BEGIN

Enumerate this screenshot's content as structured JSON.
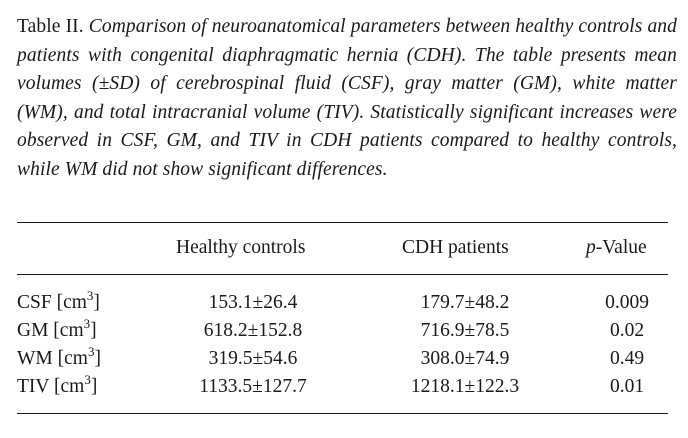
{
  "caption": {
    "label": "Table II. ",
    "text": "Comparison of neuroanatomical parameters between healthy controls and patients with congenital diaphragmatic hernia (CDH). The table presents mean volumes (±SD) of cerebrospinal fluid (CSF), gray matter (GM), white matter (WM), and total intracranial volume (TIV). Statistically significant increases were observed in CSF, GM, and TIV in CDH patients compared to healthy controls, while WM did not show significant differences."
  },
  "table": {
    "headers": {
      "healthy": "Healthy controls",
      "cdh": "CDH patients",
      "p_italic": "p",
      "p_rest": "-Value"
    },
    "rows": [
      {
        "label": "CSF [cm",
        "unit_exp": "3",
        "label_close": "]",
        "healthy": "153.1±26.4",
        "cdh": "179.7±48.2",
        "p": "0.009"
      },
      {
        "label": "GM [cm",
        "unit_exp": "3",
        "label_close": "]",
        "healthy": "618.2±152.8",
        "cdh": "716.9±78.5",
        "p": "0.02"
      },
      {
        "label": "WM [cm",
        "unit_exp": "3",
        "label_close": "]",
        "healthy": "319.5±54.6",
        "cdh": "308.0±74.9",
        "p": "0.49"
      },
      {
        "label": "TIV [cm",
        "unit_exp": "3",
        "label_close": "]",
        "healthy": "1133.5±127.7",
        "cdh": "1218.1±122.3",
        "p": "0.01"
      }
    ]
  }
}
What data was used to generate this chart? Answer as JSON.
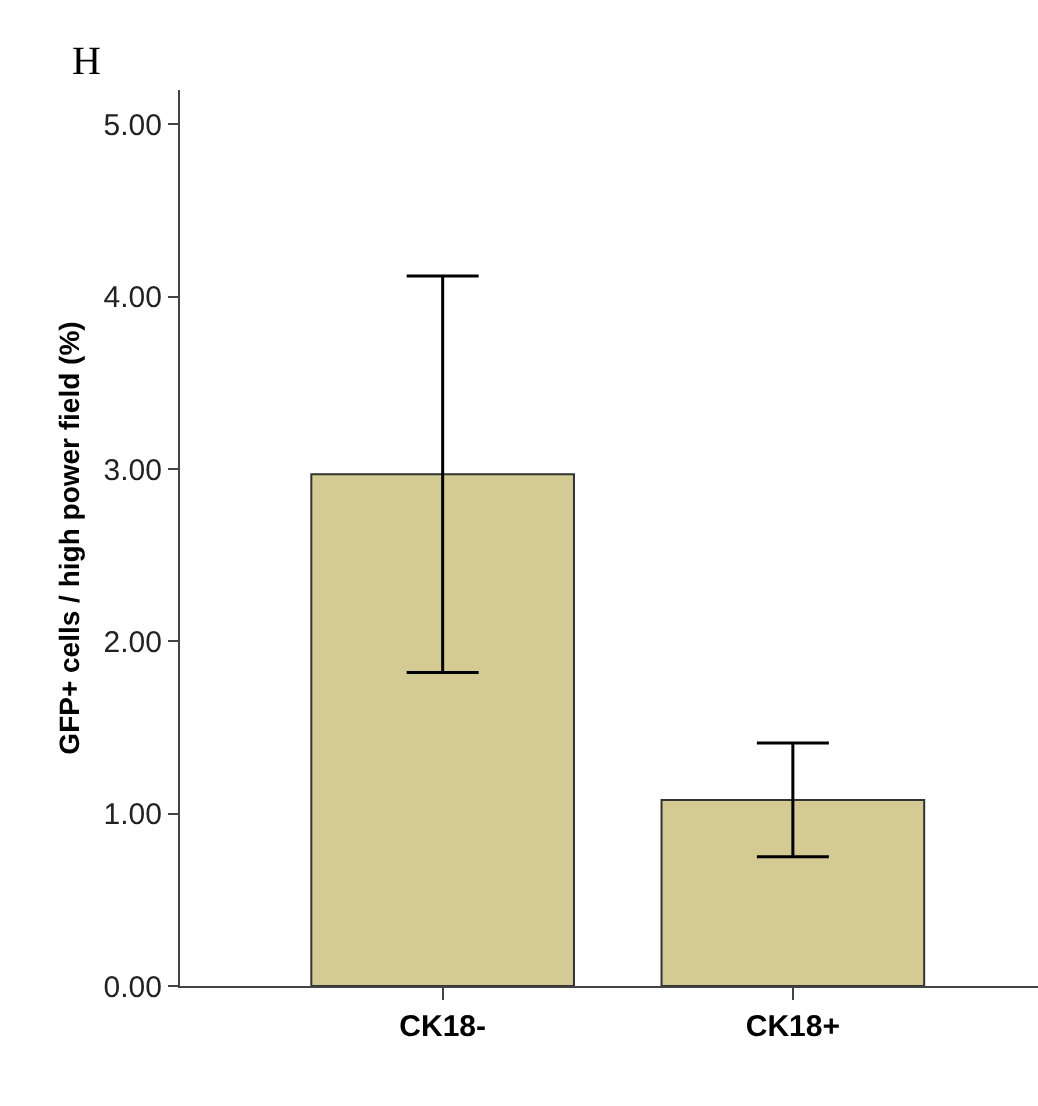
{
  "chart_data": {
    "type": "bar",
    "ylabel": "GFP+ cells / high power field (%)",
    "annotations": [
      "H"
    ],
    "categories": [
      "CK18-",
      "CK18+"
    ],
    "values": [
      2.97,
      1.08
    ],
    "errors": [
      [
        1.82,
        4.12
      ],
      [
        0.75,
        1.41
      ]
    ],
    "color": "#d3cb93",
    "ylim": [
      0,
      5.2
    ],
    "yticks": [
      {
        "value": 0,
        "label": "0.00"
      },
      {
        "value": 1,
        "label": "1.00"
      },
      {
        "value": 2,
        "label": "2.00"
      },
      {
        "value": 3,
        "label": "3.00"
      },
      {
        "value": 4,
        "label": "4.00"
      },
      {
        "value": 5,
        "label": "5.00"
      }
    ]
  }
}
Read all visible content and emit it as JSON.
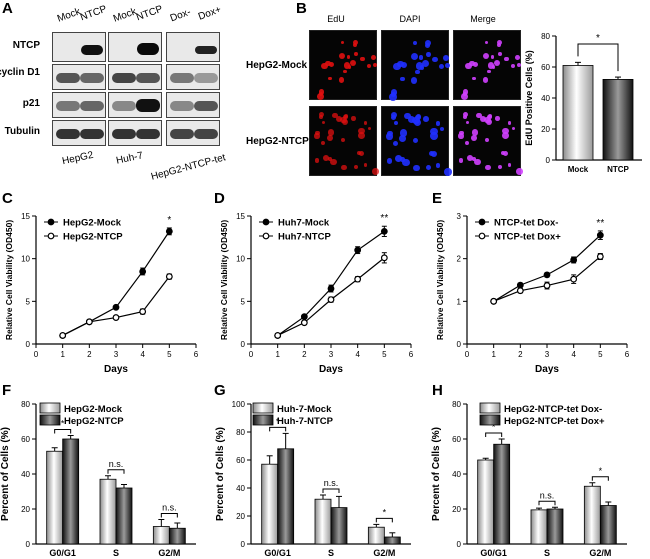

END

▶ _WORK INSTRUCTIONS_: Return the full listing exactly as written, without any of its images.

▶ _TASK SOLUTION_:
Enumerate this screenshot's content as structured JSON.
{
  "caption": {
    "label": "Table II. ",
    "text": "Comparison of neuroanatomical parameters between healthy controls and patients with congenital diaphragmatic hernia (CDH). The table presents mean volumes (±SD) of cerebrospinal fluid (CSF), gray matter (GM), white matter (WM), and total intracranial volume (TIV). Statistically significant increases were observed in CSF, GM, and TIV in CDH patients compared to healthy controls, while WM did not show significant differences."
  },
  "table": {
    "headers": {
      "healthy": "Healthy controls",
      "cdh": "CDH patients",
      "p_italic": "p",
      "p_rest": "-Value"
    },
    "rows": [
      {
        "label": "CSF [cm",
        "unit_exp": "3",
        "label_close": "]",
        "healthy": "153.1±26.4",
        "cdh": "179.7±48.2",
        "p": "0.009"
      },
      {
        "label": "GM [cm",
        "unit_exp": "3",
        "label_close": "]",
        "healthy": "618.2±152.8",
        "cdh": "716.9±78.5",
        "p": "0.02"
      },
      {
        "label": "WM [cm",
        "unit_exp": "3",
        "label_close": "]",
        "healthy": "319.5±54.6",
        "cdh": "308.0±74.9",
        "p": "0.49"
      },
      {
        "label": "TIV [cm",
        "unit_exp": "3",
        "label_close": "]",
        "healthy": "1133.5±127.7",
        "cdh": "1218.1±122.3",
        "p": "0.01"
      }
    ]
  }
}
What data was used to generate this chart? Answer as JSON.
{
  "chart_data": {
    "type": "bar",
    "ylabel": "GFP+ cells / high power field (%)",
    "annotations": [
      "H"
    ],
    "categories": [
      "CK18-",
      "CK18+"
    ],
    "values": [
      2.97,
      1.08
    ],
    "errors": [
      [
        1.82,
        4.12
      ],
      [
        0.75,
        1.41
      ]
    ],
    "color": "#d3cb93",
    "ylim": [
      0,
      5.2
    ],
    "yticks": [
      {
        "value": 0,
        "label": "0.00"
      },
      {
        "value": 1,
        "label": "1.00"
      },
      {
        "value": 2,
        "label": "2.00"
      },
      {
        "value": 3,
        "label": "3.00"
      },
      {
        "value": 4,
        "label": "4.00"
      },
      {
        "value": 5,
        "label": "5.00"
      }
    ]
  }
}
Read all visible content and emit it as JSON.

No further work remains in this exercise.